start

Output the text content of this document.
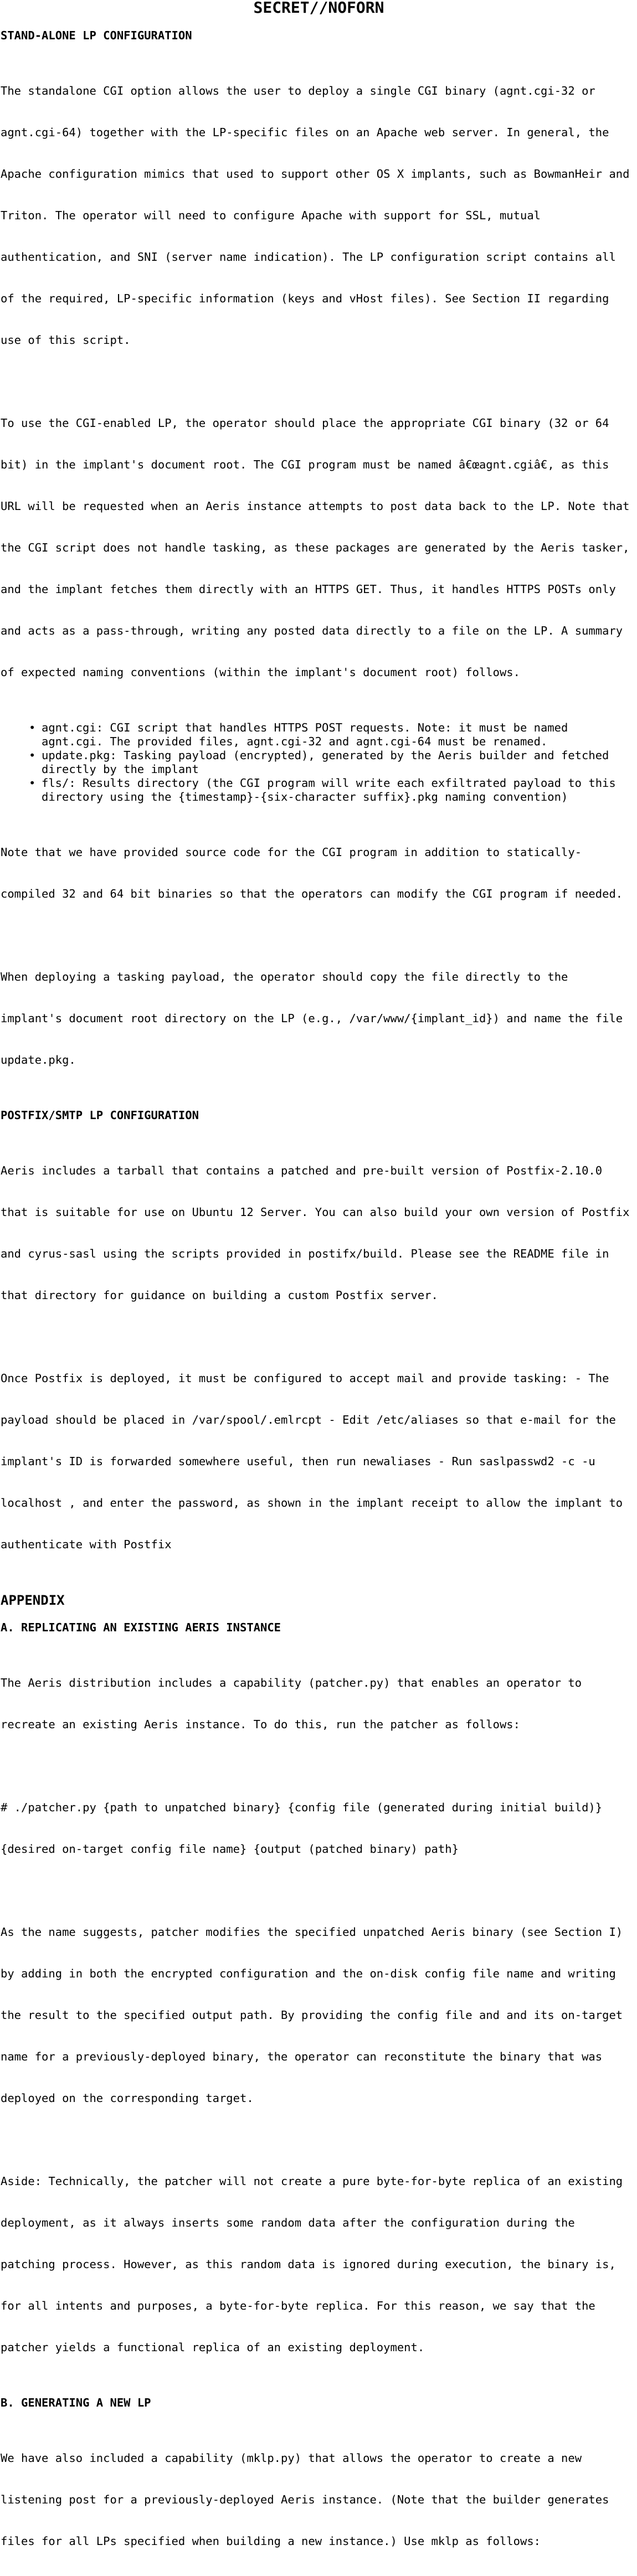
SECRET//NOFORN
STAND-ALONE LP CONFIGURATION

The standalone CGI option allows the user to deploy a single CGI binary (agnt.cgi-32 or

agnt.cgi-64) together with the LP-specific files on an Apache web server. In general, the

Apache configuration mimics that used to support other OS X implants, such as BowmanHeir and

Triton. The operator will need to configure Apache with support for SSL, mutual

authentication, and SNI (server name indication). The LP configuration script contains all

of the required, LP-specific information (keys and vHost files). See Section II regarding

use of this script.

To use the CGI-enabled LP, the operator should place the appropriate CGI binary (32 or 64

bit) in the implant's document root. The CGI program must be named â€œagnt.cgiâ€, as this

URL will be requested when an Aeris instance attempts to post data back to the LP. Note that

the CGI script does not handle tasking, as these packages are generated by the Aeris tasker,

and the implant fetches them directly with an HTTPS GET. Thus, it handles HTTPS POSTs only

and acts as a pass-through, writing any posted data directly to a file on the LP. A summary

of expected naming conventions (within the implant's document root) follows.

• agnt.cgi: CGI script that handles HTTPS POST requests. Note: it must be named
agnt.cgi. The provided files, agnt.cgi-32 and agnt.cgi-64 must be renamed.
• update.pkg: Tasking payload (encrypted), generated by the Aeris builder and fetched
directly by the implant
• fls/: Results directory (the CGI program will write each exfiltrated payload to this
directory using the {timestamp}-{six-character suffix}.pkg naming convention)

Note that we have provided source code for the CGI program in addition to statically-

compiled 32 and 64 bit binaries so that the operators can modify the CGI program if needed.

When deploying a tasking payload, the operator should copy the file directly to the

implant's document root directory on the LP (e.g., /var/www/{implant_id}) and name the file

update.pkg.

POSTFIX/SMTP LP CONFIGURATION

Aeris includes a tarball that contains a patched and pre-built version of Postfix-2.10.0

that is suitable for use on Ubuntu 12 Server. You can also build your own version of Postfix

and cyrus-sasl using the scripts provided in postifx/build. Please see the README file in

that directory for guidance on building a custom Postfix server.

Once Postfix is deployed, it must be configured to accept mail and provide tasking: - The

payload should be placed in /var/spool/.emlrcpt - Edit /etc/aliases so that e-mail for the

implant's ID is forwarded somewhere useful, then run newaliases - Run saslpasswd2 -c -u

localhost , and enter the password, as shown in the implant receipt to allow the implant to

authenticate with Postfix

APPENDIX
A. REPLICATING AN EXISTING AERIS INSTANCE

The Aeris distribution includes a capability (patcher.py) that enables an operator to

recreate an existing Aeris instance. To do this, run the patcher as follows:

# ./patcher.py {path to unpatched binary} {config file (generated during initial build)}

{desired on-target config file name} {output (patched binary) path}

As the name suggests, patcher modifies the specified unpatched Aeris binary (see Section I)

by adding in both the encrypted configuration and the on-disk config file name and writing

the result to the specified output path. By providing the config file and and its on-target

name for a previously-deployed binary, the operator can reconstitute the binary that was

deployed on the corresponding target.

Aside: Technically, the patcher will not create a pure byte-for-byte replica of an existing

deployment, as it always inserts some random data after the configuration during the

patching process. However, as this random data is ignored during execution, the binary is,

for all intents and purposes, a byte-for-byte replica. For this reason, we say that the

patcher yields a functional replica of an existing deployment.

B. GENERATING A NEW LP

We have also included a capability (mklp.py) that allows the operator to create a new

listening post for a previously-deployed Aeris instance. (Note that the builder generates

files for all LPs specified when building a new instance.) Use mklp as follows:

end

## Task goal
Sift the material for lines with the string "data". Copy each one found.

## Answer below
URL will be requested when an Aeris instance attempts to post data back to the LP. Note that
and acts as a pass-through, writing any posted data directly to a file on the LP. A summary
deployment, as it always inserts some random data after the configuration during the
patching process. However, as this random data is ignored during execution, the binary is,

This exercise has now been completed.